▶ **EXERCISE DETAILS**
Read the lines below. Copy out any that hold the string "text".

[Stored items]
☆ ☆ ☆ ☆ ☆ ☆ ☆

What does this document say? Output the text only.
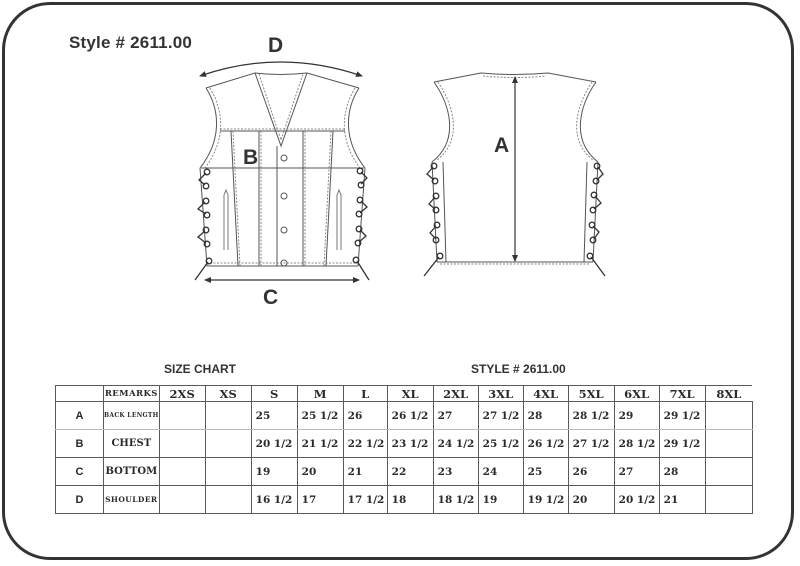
Style # 2611.00	D
B
C
A
SIZE CHART	STYLE # 2611.00
	REMARKS	2XS	XS	S	M	L	XL	2XL	3XL	4XL	5XL	6XL	7XL	8XL
A	BACK LENGTH			25	25 1/2	26	26 1/2	27	27 1/2	28	28 1/2	29	29 1/2	
B	CHEST			20 1/2	21 1/2	22 1/2	23 1/2	24 1/2	25 1/2	26 1/2	27 1/2	28 1/2	29 1/2	
C	BOTTOM			19	20	21	22	23	24	25	26	27	28	
D	SHOULDER			16 1/2	17	17 1/2	18	18 1/2	19	19 1/2	20	20 1/2	21	
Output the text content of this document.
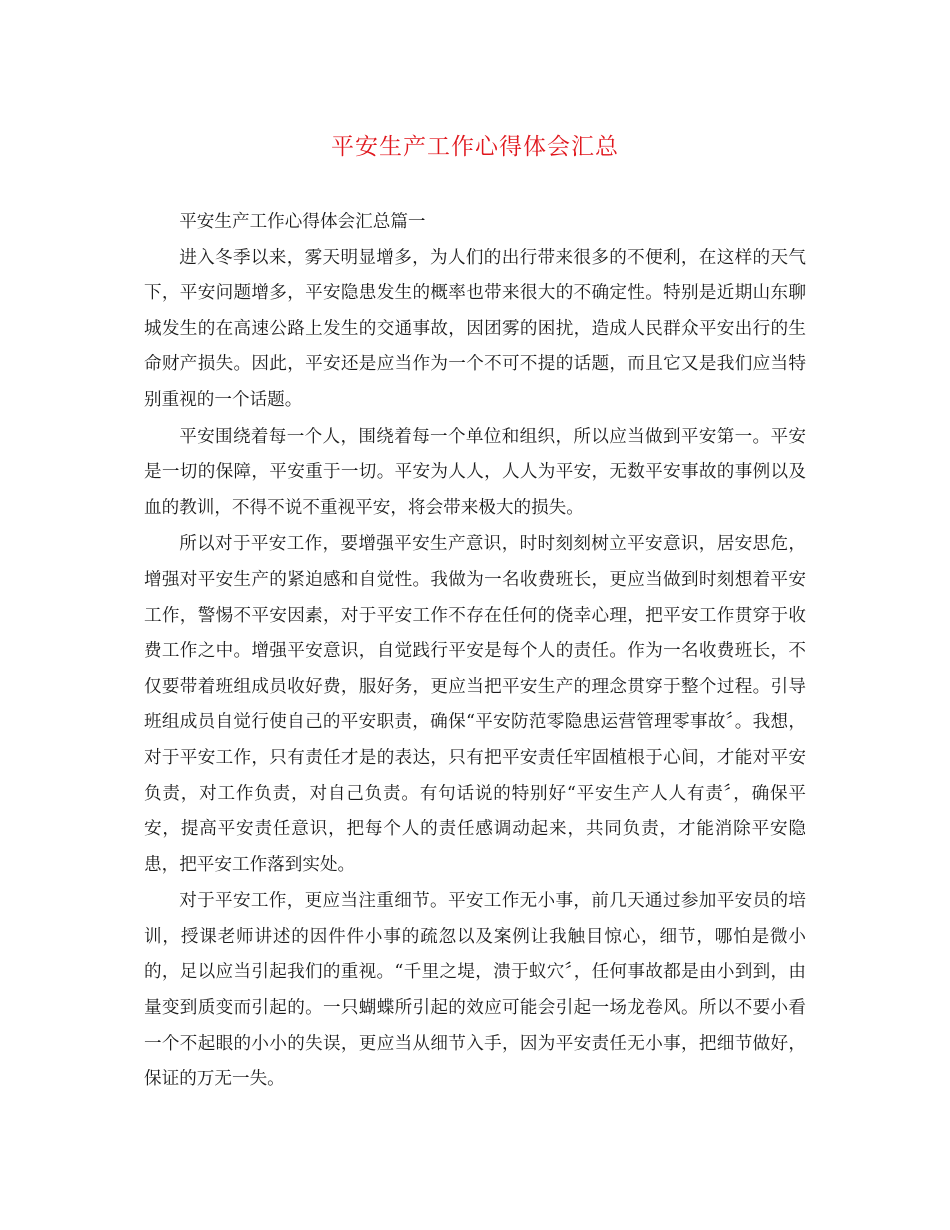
平安生产工作心得体会汇总

平安生产工作心得体会汇总篇一

进入冬季以来，雾天明显增多，为人们的出行带来很多的不便利，在这样的天气下，平安问题增多，平安隐患发生的概率也带来很大的不确定性。特别是近期山东聊城发生的在高速公路上发生的交通事故，因团雾的困扰，造成人民群众平安出行的生命财产损失。因此，平安还是应当作为一个不可不提的话题，而且它又是我们应当特别重视的一个话题。

平安围绕着每一个人，围绕着每一个单位和组织，所以应当做到平安第一。平安是一切的保障，平安重于一切。平安为人人，人人为平安，无数平安事故的事例以及血的教训，不得不说不重视平安，将会带来极大的损失。

所以对于平安工作，要增强平安生产意识，时时刻刻树立平安意识，居安思危，增强对平安生产的紧迫感和自觉性。我做为一名收费班长，更应当做到时刻想着平安工作，警惕不平安因素，对于平安工作不存在任何的侥幸心理，把平安工作贯穿于收费工作之中。增强平安意识，自觉践行平安是每个人的责任。作为一名收费班长，不仅要带着班组成员收好费，服好务，更应当把平安生产的理念贯穿于整个过程。引导班组成员自觉行使自己的平安职责，确保“平安防范零隐患运营管理零事故〞。我想，对于平安工作，只有责任才是的表达，只有把平安责任牢固植根于心间，才能对平安负责，对工作负责，对自己负责。有句话说的特别好“平安生产人人有责〞，确保平安，提高平安责任意识，把每个人的责任感调动起来，共同负责，才能消除平安隐患，把平安工作落到实处。

对于平安工作，更应当注重细节。平安工作无小事，前几天通过参加平安员的培训，授课老师讲述的因件件小事的疏忽以及案例让我触目惊心，细节，哪怕是微小的，足以应当引起我们的重视。“千里之堤，溃于蚁穴〞，任何事故都是由小到到，由量变到质变而引起的。一只蝴蝶所引起的效应可能会引起一场龙卷风。所以不要小看一个不起眼的小小的失误，更应当从细节入手，因为平安责任无小事，把细节做好，保证的万无一失。
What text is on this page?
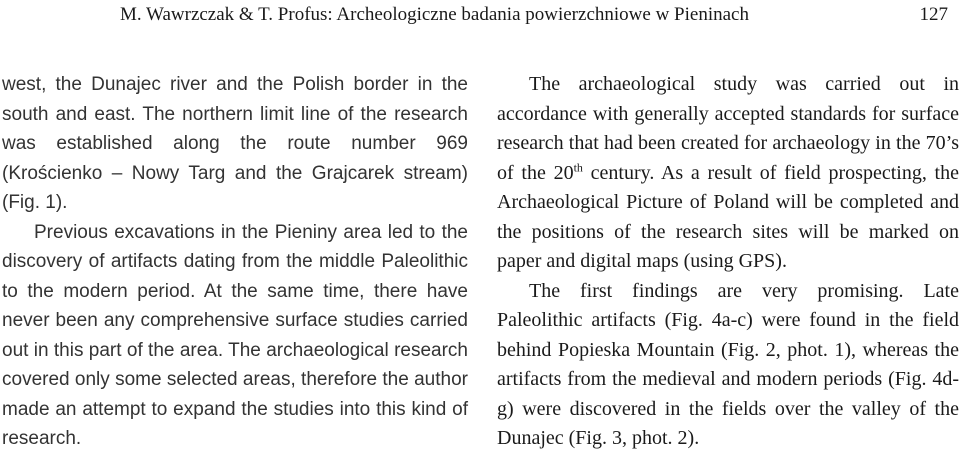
M. Wawrzczak & T. Profus: Archeologiczne badania powierzchniowe w Pieninach	127

west, the Dunajec river and the Polish border in the south and east. The northern limit line of the research was established along the route number 969 (Krościenko – Nowy Targ and the Grajcarek stream) (Fig. 1).

Previous excavations in the Pieniny area led to the discovery of artifacts dating from the middle Paleolithic to the modern period. At the same time, there have never been any comprehensive surface studies carried out in this part of the area. The archaeological research covered only some selected areas, therefore the author made an attempt to expand the studies into this kind of research.

The archaeological study was carried out in accordance with generally accepted standards for surface research that had been created for archaeology in the 70’s of the 20th century. As a result of field prospecting, the Archaeological Picture of Poland will be completed and the positions of the research sites will be marked on paper and digital maps (using GPS).

The first findings are very promising. Late Paleolithic artifacts (Fig. 4a-c) were found in the field behind Popieska Mountain (Fig. 2, phot. 1), whereas the artifacts from the medieval and modern periods (Fig. 4d-g) were discovered in the fields over the valley of the Dunajec (Fig. 3, phot. 2).
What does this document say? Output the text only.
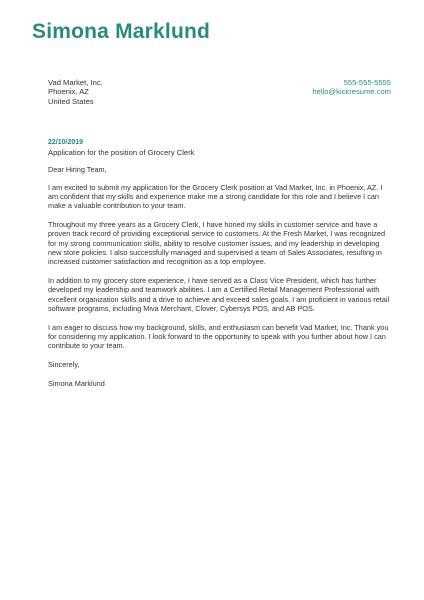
Simona Marklund
Vad Market, Inc.
Phoenix, AZ
United States
555-555-5555
hello@kickresume.com
22/10/2019
Application for the position of Grocery Clerk

Dear Hiring Team,

I am excited to submit my application for the Grocery Clerk position at Vad Market, Inc. in Phoenix, AZ. I am confident that my skills and experience make me a strong candidate for this role and I believe I can make a valuable contribution to your team.

Throughout my three years as a Grocery Clerk, I have honed my skills in customer service and have a proven track record of providing exceptional service to customers. At the Fresh Market, I was recognized for my strong communication skills, ability to resolve customer issues, and my leadership in developing new store policies. I also successfully managed and supervised a team of Sales Associates, resulting in increased customer satisfaction and recognition as a top employee.

In addition to my grocery store experience, I have served as a Class Vice President, which has further developed my leadership and teamwork abilities. I am a Certified Retail Management Professional with excellent organization skills and a drive to achieve and exceed sales goals. I am proficient in various retail software programs, including Miva Merchant, Clover, Cybersys POS, and AB POS.

I am eager to discuss how my background, skills, and enthusiasm can benefit Vad Market, Inc. Thank you for considering my application. I look forward to the opportunity to speak with you further about how I can contribute to your team.

Sincerely,

Simona Marklund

☆ ☆ ☆ ☆ ☆ ☆ ☆

▶ **COMPLETE ANSWER**
What does this document say? Output the text only.
Output the text content of this document.
What text is on this page?
What does this document say? Output the text only.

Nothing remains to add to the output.